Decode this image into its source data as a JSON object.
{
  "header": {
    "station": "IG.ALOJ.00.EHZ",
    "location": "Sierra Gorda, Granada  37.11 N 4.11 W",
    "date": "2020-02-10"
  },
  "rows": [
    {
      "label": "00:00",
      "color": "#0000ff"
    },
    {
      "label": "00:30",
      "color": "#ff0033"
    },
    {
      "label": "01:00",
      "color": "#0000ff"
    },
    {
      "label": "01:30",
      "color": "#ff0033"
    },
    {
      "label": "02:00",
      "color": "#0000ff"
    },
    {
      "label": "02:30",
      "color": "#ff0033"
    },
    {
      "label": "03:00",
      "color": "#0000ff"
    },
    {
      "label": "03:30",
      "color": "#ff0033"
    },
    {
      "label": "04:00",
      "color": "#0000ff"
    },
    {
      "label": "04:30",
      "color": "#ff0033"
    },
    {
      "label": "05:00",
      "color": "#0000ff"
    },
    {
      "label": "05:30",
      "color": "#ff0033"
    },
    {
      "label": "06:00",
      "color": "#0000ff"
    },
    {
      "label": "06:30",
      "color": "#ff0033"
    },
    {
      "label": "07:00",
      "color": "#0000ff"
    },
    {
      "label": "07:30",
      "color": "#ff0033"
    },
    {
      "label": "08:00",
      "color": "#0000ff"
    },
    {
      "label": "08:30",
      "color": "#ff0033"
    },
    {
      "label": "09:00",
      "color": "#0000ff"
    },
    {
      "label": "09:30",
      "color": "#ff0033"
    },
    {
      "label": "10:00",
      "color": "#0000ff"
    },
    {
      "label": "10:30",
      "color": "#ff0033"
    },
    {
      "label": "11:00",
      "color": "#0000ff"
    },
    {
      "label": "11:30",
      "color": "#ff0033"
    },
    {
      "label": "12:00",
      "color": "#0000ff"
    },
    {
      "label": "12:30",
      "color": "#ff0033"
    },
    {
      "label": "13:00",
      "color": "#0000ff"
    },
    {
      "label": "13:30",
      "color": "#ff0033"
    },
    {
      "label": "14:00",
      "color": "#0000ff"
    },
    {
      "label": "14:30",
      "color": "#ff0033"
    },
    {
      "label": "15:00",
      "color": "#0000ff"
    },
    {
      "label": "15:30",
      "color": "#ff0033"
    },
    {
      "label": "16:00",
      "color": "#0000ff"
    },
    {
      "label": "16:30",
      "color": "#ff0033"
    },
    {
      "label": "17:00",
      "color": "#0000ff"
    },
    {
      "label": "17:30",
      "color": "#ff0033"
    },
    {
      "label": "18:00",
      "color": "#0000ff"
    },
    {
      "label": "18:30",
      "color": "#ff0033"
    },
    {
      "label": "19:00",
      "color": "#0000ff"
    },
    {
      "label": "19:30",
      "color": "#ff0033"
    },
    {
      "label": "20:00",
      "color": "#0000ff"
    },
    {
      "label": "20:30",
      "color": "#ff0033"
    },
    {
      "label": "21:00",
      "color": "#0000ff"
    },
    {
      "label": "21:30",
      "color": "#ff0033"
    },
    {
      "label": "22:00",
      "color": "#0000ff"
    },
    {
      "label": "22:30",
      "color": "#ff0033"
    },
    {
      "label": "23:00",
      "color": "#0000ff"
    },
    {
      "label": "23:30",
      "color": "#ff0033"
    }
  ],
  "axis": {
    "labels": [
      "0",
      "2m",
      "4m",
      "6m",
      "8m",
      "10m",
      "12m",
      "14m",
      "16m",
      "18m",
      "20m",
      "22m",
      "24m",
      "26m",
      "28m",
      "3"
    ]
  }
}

++++++++++++++++++++

_WRITTEN INSTRUCTION_: Each record must be returned exactly as it is written.

_ANSWER TO THE TASK_:
Decode this image into its source data as a JSON object.
{
  "header": {
    "station": "IG.ALOJ.00.EHZ",
    "location": "Sierra Gorda, Granada  37.11 N 4.11 W",
    "date": "2020-02-10"
  },
  "rows": [
    {
      "label": "00:00",
      "color": "#0000ff"
    },
    {
      "label": "00:30",
      "color": "#ff0033"
    },
    {
      "label": "01:00",
      "color": "#0000ff"
    },
    {
      "label": "01:30",
      "color": "#ff0033"
    },
    {
      "label": "02:00",
      "color": "#0000ff"
    },
    {
      "label": "02:30",
      "color": "#ff0033"
    },
    {
      "label": "03:00",
      "color": "#0000ff"
    },
    {
      "label": "03:30",
      "color": "#ff0033"
    },
    {
      "label": "04:00",
      "color": "#0000ff"
    },
    {
      "label": "04:30",
      "color": "#ff0033"
    },
    {
      "label": "05:00",
      "color": "#0000ff"
    },
    {
      "label": "05:30",
      "color": "#ff0033"
    },
    {
      "label": "06:00",
      "color": "#0000ff"
    },
    {
      "label": "06:30",
      "color": "#ff0033"
    },
    {
      "label": "07:00",
      "color": "#0000ff"
    },
    {
      "label": "07:30",
      "color": "#ff0033"
    },
    {
      "label": "08:00",
      "color": "#0000ff"
    },
    {
      "label": "08:30",
      "color": "#ff0033"
    },
    {
      "label": "09:00",
      "color": "#0000ff"
    },
    {
      "label": "09:30",
      "color": "#ff0033"
    },
    {
      "label": "10:00",
      "color": "#0000ff"
    },
    {
      "label": "10:30",
      "color": "#ff0033"
    },
    {
      "label": "11:00",
      "color": "#0000ff"
    },
    {
      "label": "11:30",
      "color": "#ff0033"
    },
    {
      "label": "12:00",
      "color": "#0000ff"
    },
    {
      "label": "12:30",
      "color": "#ff0033"
    },
    {
      "label": "13:00",
      "color": "#0000ff"
    },
    {
      "label": "13:30",
      "color": "#ff0033"
    },
    {
      "label": "14:00",
      "color": "#0000ff"
    },
    {
      "label": "14:30",
      "color": "#ff0033"
    },
    {
      "label": "15:00",
      "color": "#0000ff"
    },
    {
      "label": "15:30",
      "color": "#ff0033"
    },
    {
      "label": "16:00",
      "color": "#0000ff"
    },
    {
      "label": "16:30",
      "color": "#ff0033"
    },
    {
      "label": "17:00",
      "color": "#0000ff"
    },
    {
      "label": "17:30",
      "color": "#ff0033"
    },
    {
      "label": "18:00",
      "color": "#0000ff"
    },
    {
      "label": "18:30",
      "color": "#ff0033"
    },
    {
      "label": "19:00",
      "color": "#0000ff"
    },
    {
      "label": "19:30",
      "color": "#ff0033"
    },
    {
      "label": "20:00",
      "color": "#0000ff"
    },
    {
      "label": "20:30",
      "color": "#ff0033"
    },
    {
      "label": "21:00",
      "color": "#0000ff"
    },
    {
      "label": "21:30",
      "color": "#ff0033"
    },
    {
      "label": "22:00",
      "color": "#0000ff"
    },
    {
      "label": "22:30",
      "color": "#ff0033"
    },
    {
      "label": "23:00",
      "color": "#0000ff"
    },
    {
      "label": "23:30",
      "color": "#ff0033"
    }
  ],
  "axis": {
    "labels": [
      "0",
      "2m",
      "4m",
      "6m",
      "8m",
      "10m",
      "12m",
      "14m",
      "16m",
      "18m",
      "20m",
      "22m",
      "24m",
      "26m",
      "28m",
      "3"
    ]
  }
}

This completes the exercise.